- Written request -
Exactly as written, print each record in the listing.

....................

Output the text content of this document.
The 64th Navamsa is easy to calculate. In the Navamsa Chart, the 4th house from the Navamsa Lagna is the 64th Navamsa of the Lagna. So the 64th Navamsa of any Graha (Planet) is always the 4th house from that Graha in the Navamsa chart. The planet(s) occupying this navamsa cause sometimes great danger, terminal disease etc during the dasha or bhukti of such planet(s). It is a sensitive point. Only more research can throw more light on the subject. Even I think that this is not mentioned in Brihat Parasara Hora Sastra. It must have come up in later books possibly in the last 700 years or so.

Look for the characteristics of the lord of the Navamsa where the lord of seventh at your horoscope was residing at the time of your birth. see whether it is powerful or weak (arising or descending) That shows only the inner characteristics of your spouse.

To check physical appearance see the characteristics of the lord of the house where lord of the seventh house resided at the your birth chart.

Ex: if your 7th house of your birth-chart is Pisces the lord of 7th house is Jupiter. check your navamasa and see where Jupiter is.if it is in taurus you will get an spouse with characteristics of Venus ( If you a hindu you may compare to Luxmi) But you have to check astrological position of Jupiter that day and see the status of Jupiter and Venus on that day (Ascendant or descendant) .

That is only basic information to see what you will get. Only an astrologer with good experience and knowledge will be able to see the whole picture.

....................

- Answer in full -
Output the text content of this document.
The 64th Navamsa is easy to calculate. In the Navamsa Chart, the 4th house from the Navamsa Lagna is the 64th Navamsa of the Lagna. So the 64th Navamsa of any Graha (Planet) is always the 4th house from that Graha in the Navamsa chart. The planet(s) occupying this navamsa cause sometimes great danger, terminal disease etc during the dasha or bhukti of such planet(s). It is a sensitive point. Only more research can throw more light on the subject. Even I think that this is not mentioned in Brihat Parasara Hora Sastra. It must have come up in later books possibly in the last 700 years or so.

Look for the characteristics of the lord of the Navamsa where the lord of seventh at your horoscope was residing at the time of your birth. see whether it is powerful or weak (arising or descending) That shows only the inner characteristics of your spouse.

To check physical appearance see the characteristics of the lord of the house where lord of the seventh house resided at the your birth chart.

Ex: if your 7th house of your birth-chart is Pisces the lord of 7th house is Jupiter. check your navamasa and see where Jupiter is.if it is in taurus you will get an spouse with characteristics of Venus ( If you a hindu you may compare to Luxmi) But you have to check astrological position of Jupiter that day and see the status of Jupiter and Venus on that day (Ascendant or descendant) .

That is only basic information to see what you will get. Only an astrologer with good experience and knowledge will be able to see the whole picture.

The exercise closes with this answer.